**WHAT THE TASK REQUIRES:** All the data must come back unchanged, except that pictures are left out.

**Stored data entries:**
-- Start --

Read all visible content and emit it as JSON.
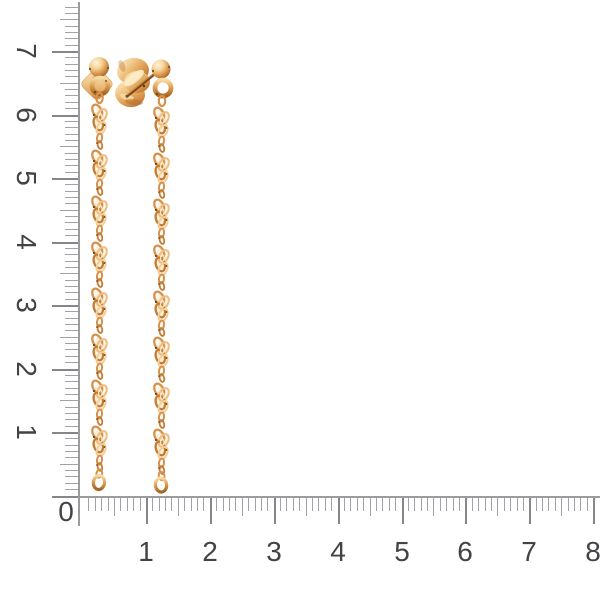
{
  "scene": {
    "type": "product-photo",
    "subject": "Pair of rose-gold ball stud earrings with long twisted Singapore-chain drops photographed on a white background against a centimeter ruler",
    "background_color": "#ffffff"
  },
  "ruler": {
    "unit": "cm",
    "corner_label": "0",
    "horizontal_numbers": [
      "1",
      "2",
      "3",
      "4",
      "5",
      "6",
      "7",
      "8"
    ],
    "vertical_numbers": [
      "1",
      "2",
      "3",
      "4",
      "5",
      "6",
      "7"
    ],
    "line_color": "#9b9b9e",
    "minor_tick_color": "#a2a2a6",
    "major_tick_color": "#86868a",
    "number_color": "#434347"
  },
  "earrings": {
    "metal": "rose gold",
    "left_view": "front with ball stud, backing plate and jump ring",
    "right_view": "back with butterfly clutch, post, ball and jump ring",
    "gradients": {
      "ball": [
        "#fdf2d8",
        "#f6d7a0",
        "#e2a45a",
        "#bf7a33",
        "#8f521d"
      ],
      "plate": [
        "#fbe7c0",
        "#f0c98c",
        "#dda057",
        "#c07c36"
      ],
      "clutch": [
        "#fdeecb",
        "#f3cf92",
        "#e0a258",
        "#c57e38",
        "#9a5c22"
      ],
      "ring": [
        "#f7dca8",
        "#dd9c50",
        "#a5641f"
      ]
    },
    "chain_palette": {
      "light": "#efbd7e",
      "light2": "#f3cf96",
      "mid": "#d8914a",
      "deep": "#c57c34",
      "highlight": "#f9e6c4",
      "body": "#f6ddb2",
      "speck": "#4e3214",
      "post_dark": "#7e4418",
      "post_light": "#d99a50"
    }
  }
}
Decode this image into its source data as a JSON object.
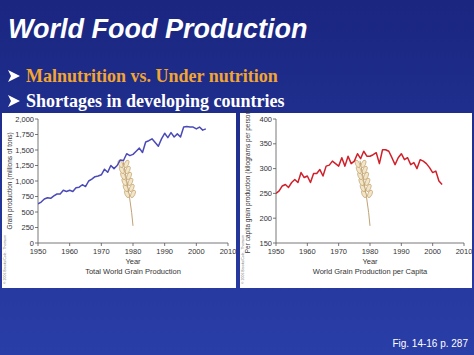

-- End --

**EXERCISE RESPONSE:**
Read all visible content and emit it as JSON.
{
  "scene": {
    "type": "product-photo",
    "subject": "Pair of rose-gold ball stud earrings with long twisted Singapore-chain drops photographed on a white background against a centimeter ruler",
    "background_color": "#ffffff"
  },
  "ruler": {
    "unit": "cm",
    "corner_label": "0",
    "horizontal_numbers": [
      "1",
      "2",
      "3",
      "4",
      "5",
      "6",
      "7",
      "8"
    ],
    "vertical_numbers": [
      "1",
      "2",
      "3",
      "4",
      "5",
      "6",
      "7"
    ],
    "line_color": "#9b9b9e",
    "minor_tick_color": "#a2a2a6",
    "major_tick_color": "#86868a",
    "number_color": "#434347"
  },
  "earrings": {
    "metal": "rose gold",
    "left_view": "front with ball stud, backing plate and jump ring",
    "right_view": "back with butterfly clutch, post, ball and jump ring",
    "gradients": {
      "ball": [
        "#fdf2d8",
        "#f6d7a0",
        "#e2a45a",
        "#bf7a33",
        "#8f521d"
      ],
      "plate": [
        "#fbe7c0",
        "#f0c98c",
        "#dda057",
        "#c07c36"
      ],
      "clutch": [
        "#fdeecb",
        "#f3cf92",
        "#e0a258",
        "#c57e38",
        "#9a5c22"
      ],
      "ring": [
        "#f7dca8",
        "#dd9c50",
        "#a5641f"
      ]
    },
    "chain_palette": {
      "light": "#efbd7e",
      "light2": "#f3cf96",
      "mid": "#d8914a",
      "deep": "#c57c34",
      "highlight": "#f9e6c4",
      "body": "#f6ddb2",
      "speck": "#4e3214",
      "post_dark": "#7e4418",
      "post_light": "#d99a50"
    }
  }
}
Decode this image into its source data as a JSON object.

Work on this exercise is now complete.